Copy each entry as it stands, leaving nothing out.
┌─ RAW DATA
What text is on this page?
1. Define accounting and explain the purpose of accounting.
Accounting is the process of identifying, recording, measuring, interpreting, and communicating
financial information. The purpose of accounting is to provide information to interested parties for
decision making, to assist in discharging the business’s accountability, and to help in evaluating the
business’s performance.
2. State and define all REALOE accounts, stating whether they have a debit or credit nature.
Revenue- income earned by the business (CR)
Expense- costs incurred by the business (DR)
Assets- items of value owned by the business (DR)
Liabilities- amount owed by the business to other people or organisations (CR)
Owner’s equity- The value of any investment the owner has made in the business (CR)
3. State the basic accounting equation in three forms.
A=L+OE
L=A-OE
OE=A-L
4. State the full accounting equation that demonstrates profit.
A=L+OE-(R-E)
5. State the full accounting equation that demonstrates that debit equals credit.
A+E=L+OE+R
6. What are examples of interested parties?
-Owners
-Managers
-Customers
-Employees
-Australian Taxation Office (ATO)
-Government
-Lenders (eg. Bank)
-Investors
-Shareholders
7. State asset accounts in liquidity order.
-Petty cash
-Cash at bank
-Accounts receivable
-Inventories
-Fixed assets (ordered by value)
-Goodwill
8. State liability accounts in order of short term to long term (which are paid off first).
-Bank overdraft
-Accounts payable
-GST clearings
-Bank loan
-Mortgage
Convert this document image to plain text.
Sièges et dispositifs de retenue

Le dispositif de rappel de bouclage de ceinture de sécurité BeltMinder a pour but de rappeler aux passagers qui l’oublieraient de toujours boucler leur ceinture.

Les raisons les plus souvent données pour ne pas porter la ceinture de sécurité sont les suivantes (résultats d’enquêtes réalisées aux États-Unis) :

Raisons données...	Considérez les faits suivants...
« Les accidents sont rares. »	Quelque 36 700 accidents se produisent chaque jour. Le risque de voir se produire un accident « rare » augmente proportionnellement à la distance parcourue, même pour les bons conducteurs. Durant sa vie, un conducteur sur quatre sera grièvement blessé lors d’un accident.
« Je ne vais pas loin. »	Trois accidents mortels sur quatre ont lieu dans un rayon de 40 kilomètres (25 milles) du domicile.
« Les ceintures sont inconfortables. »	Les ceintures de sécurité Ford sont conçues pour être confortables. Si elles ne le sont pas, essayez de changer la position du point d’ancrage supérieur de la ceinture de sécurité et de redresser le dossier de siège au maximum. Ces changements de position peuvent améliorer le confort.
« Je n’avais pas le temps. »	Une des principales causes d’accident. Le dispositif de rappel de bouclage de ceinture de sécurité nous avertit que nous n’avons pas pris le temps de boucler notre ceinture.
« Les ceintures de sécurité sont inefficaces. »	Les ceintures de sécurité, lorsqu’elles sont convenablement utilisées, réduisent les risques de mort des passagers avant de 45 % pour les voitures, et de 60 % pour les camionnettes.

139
└─
EXERCISE OUTPUT:
What text is on this page?
1. Define accounting and explain the purpose of accounting.
Accounting is the process of identifying, recording, measuring, interpreting, and communicating
financial information. The purpose of accounting is to provide information to interested parties for
decision making, to assist in discharging the business’s accountability, and to help in evaluating the
business’s performance.
2. State and define all REALOE accounts, stating whether they have a debit or credit nature.
Revenue- income earned by the business (CR)
Expense- costs incurred by the business (DR)
Assets- items of value owned by the business (DR)
Liabilities- amount owed by the business to other people or organisations (CR)
Owner’s equity- The value of any investment the owner has made in the business (CR)
3. State the basic accounting equation in three forms.
A=L+OE
L=A-OE
OE=A-L
4. State the full accounting equation that demonstrates profit.
A=L+OE-(R-E)
5. State the full accounting equation that demonstrates that debit equals credit.
A+E=L+OE+R
6. What are examples of interested parties?
-Owners
-Managers
-Customers
-Employees
-Australian Taxation Office (ATO)
-Government
-Lenders (eg. Bank)
-Investors
-Shareholders
7. State asset accounts in liquidity order.
-Petty cash
-Cash at bank
-Accounts receivable
-Inventories
-Fixed assets (ordered by value)
-Goodwill
8. State liability accounts in order of short term to long term (which are paid off first).
-Bank overdraft
-Accounts payable
-GST clearings
-Bank loan
-Mortgage
Convert this document image to plain text.
Sièges et dispositifs de retenue

Le dispositif de rappel de bouclage de ceinture de sécurité BeltMinder a pour but de rappeler aux passagers qui l’oublieraient de toujours boucler leur ceinture.

Les raisons les plus souvent données pour ne pas porter la ceinture de sécurité sont les suivantes (résultats d’enquêtes réalisées aux États-Unis) :

Raisons données...	Considérez les faits suivants...
« Les accidents sont rares. »	Quelque 36 700 accidents se produisent chaque jour. Le risque de voir se produire un accident « rare » augmente proportionnellement à la distance parcourue, même pour les bons conducteurs. Durant sa vie, un conducteur sur quatre sera grièvement blessé lors d’un accident.
« Je ne vais pas loin. »	Trois accidents mortels sur quatre ont lieu dans un rayon de 40 kilomètres (25 milles) du domicile.
« Les ceintures sont inconfortables. »	Les ceintures de sécurité Ford sont conçues pour être confortables. Si elles ne le sont pas, essayez de changer la position du point d’ancrage supérieur de la ceinture de sécurité et de redresser le dossier de siège au maximum. Ces changements de position peuvent améliorer le confort.
« Je n’avais pas le temps. »	Une des principales causes d’accident. Le dispositif de rappel de bouclage de ceinture de sécurité nous avertit que nous n’avons pas pris le temps de boucler notre ceinture.
« Les ceintures de sécurité sont inefficaces. »	Les ceintures de sécurité, lorsqu’elles sont convenablement utilisées, réduisent les risques de mort des passagers avant de 45 % pour les voitures, et de 60 % pour les camionnettes.

139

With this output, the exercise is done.